> **Aim of the task**
Each line should be copied exactly.
++++ Exercise data ++++
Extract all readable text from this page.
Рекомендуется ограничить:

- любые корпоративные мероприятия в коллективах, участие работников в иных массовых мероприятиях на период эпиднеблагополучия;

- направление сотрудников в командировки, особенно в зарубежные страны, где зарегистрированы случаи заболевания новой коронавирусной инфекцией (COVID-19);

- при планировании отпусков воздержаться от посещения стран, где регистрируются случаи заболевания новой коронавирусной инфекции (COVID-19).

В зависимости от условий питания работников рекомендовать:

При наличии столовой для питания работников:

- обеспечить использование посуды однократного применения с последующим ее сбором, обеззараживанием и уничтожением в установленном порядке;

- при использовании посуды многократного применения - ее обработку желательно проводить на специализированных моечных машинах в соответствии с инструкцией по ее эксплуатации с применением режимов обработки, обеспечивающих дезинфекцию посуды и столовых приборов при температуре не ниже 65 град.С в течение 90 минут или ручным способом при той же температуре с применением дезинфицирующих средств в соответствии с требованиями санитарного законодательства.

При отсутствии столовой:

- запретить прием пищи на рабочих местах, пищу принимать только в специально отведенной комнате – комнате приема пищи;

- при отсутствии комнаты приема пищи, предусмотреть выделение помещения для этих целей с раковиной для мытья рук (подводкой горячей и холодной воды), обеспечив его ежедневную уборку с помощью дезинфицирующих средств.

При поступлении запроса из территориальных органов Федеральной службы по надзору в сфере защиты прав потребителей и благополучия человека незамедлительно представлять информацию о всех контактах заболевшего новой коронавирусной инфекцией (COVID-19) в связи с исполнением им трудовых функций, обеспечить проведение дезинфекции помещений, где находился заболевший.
++++
> **The answer**
Extract all readable text from this page.
Рекомендуется ограничить:

- любые корпоративные мероприятия в коллективах, участие работников в иных массовых мероприятиях на период эпиднеблагополучия;

- направление сотрудников в командировки, особенно в зарубежные страны, где зарегистрированы случаи заболевания новой коронавирусной инфекцией (COVID-19);

- при планировании отпусков воздержаться от посещения стран, где регистрируются случаи заболевания новой коронавирусной инфекции (COVID-19).

В зависимости от условий питания работников рекомендовать:

При наличии столовой для питания работников:

- обеспечить использование посуды однократного применения с последующим ее сбором, обеззараживанием и уничтожением в установленном порядке;

- при использовании посуды многократного применения - ее обработку желательно проводить на специализированных моечных машинах в соответствии с инструкцией по ее эксплуатации с применением режимов обработки, обеспечивающих дезинфекцию посуды и столовых приборов при температуре не ниже 65 град.С в течение 90 минут или ручным способом при той же температуре с применением дезинфицирующих средств в соответствии с требованиями санитарного законодательства.

При отсутствии столовой:

- запретить прием пищи на рабочих местах, пищу принимать только в специально отведенной комнате – комнате приема пищи;

- при отсутствии комнаты приема пищи, предусмотреть выделение помещения для этих целей с раковиной для мытья рук (подводкой горячей и холодной воды), обеспечив его ежедневную уборку с помощью дезинфицирующих средств.

При поступлении запроса из территориальных органов Федеральной службы по надзору в сфере защиты прав потребителей и благополучия человека незамедлительно представлять информацию о всех контактах заболевшего новой коронавирусной инфекцией (COVID-19) в связи с исполнением им трудовых функций, обеспечить проведение дезинфекции помещений, где находился заболевший.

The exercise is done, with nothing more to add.